═══ Available records ═══
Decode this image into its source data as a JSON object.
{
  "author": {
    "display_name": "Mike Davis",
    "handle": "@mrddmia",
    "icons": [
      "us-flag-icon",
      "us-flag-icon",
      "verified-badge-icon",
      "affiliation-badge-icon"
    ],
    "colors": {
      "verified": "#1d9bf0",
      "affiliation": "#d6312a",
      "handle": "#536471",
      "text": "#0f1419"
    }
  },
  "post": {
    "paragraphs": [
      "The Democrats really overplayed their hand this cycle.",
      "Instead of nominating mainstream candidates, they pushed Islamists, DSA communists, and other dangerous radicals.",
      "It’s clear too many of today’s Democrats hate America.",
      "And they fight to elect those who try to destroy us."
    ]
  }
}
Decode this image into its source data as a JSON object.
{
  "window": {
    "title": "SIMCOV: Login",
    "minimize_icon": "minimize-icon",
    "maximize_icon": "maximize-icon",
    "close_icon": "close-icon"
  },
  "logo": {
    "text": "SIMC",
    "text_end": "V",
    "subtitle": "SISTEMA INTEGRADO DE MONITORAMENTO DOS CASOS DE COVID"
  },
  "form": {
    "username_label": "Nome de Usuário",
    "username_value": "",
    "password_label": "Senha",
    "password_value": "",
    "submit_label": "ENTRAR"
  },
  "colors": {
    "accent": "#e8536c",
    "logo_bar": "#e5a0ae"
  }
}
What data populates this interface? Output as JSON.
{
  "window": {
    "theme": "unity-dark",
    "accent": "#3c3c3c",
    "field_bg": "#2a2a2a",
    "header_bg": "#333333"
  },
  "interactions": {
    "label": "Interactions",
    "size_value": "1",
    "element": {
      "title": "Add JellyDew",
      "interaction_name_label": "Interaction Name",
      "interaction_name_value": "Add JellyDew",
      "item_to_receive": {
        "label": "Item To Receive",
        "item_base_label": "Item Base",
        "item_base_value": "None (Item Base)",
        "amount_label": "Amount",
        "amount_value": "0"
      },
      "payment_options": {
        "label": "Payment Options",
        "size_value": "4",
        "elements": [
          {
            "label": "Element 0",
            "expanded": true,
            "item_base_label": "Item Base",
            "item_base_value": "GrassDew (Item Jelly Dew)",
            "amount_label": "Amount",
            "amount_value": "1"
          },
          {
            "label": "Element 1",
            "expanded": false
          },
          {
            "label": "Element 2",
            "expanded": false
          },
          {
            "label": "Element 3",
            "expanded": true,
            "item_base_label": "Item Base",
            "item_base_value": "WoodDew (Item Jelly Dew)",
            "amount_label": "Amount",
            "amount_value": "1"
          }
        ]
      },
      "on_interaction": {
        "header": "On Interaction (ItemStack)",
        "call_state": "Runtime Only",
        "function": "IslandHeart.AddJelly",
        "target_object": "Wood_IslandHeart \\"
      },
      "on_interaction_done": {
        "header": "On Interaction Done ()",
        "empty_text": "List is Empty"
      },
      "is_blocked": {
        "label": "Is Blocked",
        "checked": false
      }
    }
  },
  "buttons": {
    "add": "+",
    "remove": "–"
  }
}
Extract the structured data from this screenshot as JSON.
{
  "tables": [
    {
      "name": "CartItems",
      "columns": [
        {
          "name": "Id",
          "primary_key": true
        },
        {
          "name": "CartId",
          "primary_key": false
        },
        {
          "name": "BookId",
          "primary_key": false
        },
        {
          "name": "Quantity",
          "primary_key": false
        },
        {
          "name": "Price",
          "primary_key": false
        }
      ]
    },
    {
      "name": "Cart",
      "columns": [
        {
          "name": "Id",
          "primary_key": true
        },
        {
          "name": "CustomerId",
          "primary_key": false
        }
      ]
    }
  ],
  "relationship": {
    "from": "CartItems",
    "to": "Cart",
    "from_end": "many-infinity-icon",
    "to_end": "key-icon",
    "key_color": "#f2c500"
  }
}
═══
**Your goal**
Which lines contain the word "Democrats"? Copy each of them.

**Answer to the task**
      "The Democrats really overplayed their hand this cycle.",
      "It’s clear too many of today’s Democrats hate America.",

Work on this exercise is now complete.